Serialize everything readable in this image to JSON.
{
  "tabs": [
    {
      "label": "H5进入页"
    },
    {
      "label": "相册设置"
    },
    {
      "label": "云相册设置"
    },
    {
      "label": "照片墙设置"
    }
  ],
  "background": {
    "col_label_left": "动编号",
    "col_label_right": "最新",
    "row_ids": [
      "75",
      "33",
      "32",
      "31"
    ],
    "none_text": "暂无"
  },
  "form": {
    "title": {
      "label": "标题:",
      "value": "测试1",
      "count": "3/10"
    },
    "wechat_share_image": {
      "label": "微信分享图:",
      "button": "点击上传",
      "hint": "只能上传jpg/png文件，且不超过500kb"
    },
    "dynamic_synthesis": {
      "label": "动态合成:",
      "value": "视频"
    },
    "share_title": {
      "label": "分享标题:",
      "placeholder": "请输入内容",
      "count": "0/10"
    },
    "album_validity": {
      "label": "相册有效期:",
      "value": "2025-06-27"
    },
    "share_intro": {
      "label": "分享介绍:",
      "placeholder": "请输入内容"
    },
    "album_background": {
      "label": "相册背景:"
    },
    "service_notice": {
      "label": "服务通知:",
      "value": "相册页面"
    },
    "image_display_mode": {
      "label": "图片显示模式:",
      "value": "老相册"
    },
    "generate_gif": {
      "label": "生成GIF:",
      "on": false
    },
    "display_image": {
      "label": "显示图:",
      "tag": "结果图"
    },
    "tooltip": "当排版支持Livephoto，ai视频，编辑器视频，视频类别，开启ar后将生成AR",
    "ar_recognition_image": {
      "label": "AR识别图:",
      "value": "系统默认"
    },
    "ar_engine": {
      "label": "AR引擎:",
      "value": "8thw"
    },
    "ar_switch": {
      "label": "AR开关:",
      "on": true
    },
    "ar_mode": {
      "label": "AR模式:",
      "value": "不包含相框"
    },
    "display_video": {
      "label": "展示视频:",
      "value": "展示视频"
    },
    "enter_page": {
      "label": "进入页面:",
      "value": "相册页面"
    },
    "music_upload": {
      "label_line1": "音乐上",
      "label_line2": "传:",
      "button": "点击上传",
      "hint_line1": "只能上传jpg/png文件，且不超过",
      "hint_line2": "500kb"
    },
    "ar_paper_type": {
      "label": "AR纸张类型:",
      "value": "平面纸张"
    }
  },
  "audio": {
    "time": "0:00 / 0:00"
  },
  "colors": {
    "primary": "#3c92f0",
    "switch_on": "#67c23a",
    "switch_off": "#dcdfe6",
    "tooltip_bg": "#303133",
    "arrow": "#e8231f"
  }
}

===============

**Problem**: Each record above should be repeated exactly as it appears.

**Response to this task**:
Serialize everything readable in this image to JSON.
{
  "tabs": [
    {
      "label": "H5进入页"
    },
    {
      "label": "相册设置"
    },
    {
      "label": "云相册设置"
    },
    {
      "label": "照片墙设置"
    }
  ],
  "background": {
    "col_label_left": "动编号",
    "col_label_right": "最新",
    "row_ids": [
      "75",
      "33",
      "32",
      "31"
    ],
    "none_text": "暂无"
  },
  "form": {
    "title": {
      "label": "标题:",
      "value": "测试1",
      "count": "3/10"
    },
    "wechat_share_image": {
      "label": "微信分享图:",
      "button": "点击上传",
      "hint": "只能上传jpg/png文件，且不超过500kb"
    },
    "dynamic_synthesis": {
      "label": "动态合成:",
      "value": "视频"
    },
    "share_title": {
      "label": "分享标题:",
      "placeholder": "请输入内容",
      "count": "0/10"
    },
    "album_validity": {
      "label": "相册有效期:",
      "value": "2025-06-27"
    },
    "share_intro": {
      "label": "分享介绍:",
      "placeholder": "请输入内容"
    },
    "album_background": {
      "label": "相册背景:"
    },
    "service_notice": {
      "label": "服务通知:",
      "value": "相册页面"
    },
    "image_display_mode": {
      "label": "图片显示模式:",
      "value": "老相册"
    },
    "generate_gif": {
      "label": "生成GIF:",
      "on": false
    },
    "display_image": {
      "label": "显示图:",
      "tag": "结果图"
    },
    "tooltip": "当排版支持Livephoto，ai视频，编辑器视频，视频类别，开启ar后将生成AR",
    "ar_recognition_image": {
      "label": "AR识别图:",
      "value": "系统默认"
    },
    "ar_engine": {
      "label": "AR引擎:",
      "value": "8thw"
    },
    "ar_switch": {
      "label": "AR开关:",
      "on": true
    },
    "ar_mode": {
      "label": "AR模式:",
      "value": "不包含相框"
    },
    "display_video": {
      "label": "展示视频:",
      "value": "展示视频"
    },
    "enter_page": {
      "label": "进入页面:",
      "value": "相册页面"
    },
    "music_upload": {
      "label_line1": "音乐上",
      "label_line2": "传:",
      "button": "点击上传",
      "hint_line1": "只能上传jpg/png文件，且不超过",
      "hint_line2": "500kb"
    },
    "ar_paper_type": {
      "label": "AR纸张类型:",
      "value": "平面纸张"
    }
  },
  "audio": {
    "time": "0:00 / 0:00"
  },
  "colors": {
    "primary": "#3c92f0",
    "switch_on": "#67c23a",
    "switch_off": "#dcdfe6",
    "tooltip_bg": "#303133",
    "arrow": "#e8231f"
  }
}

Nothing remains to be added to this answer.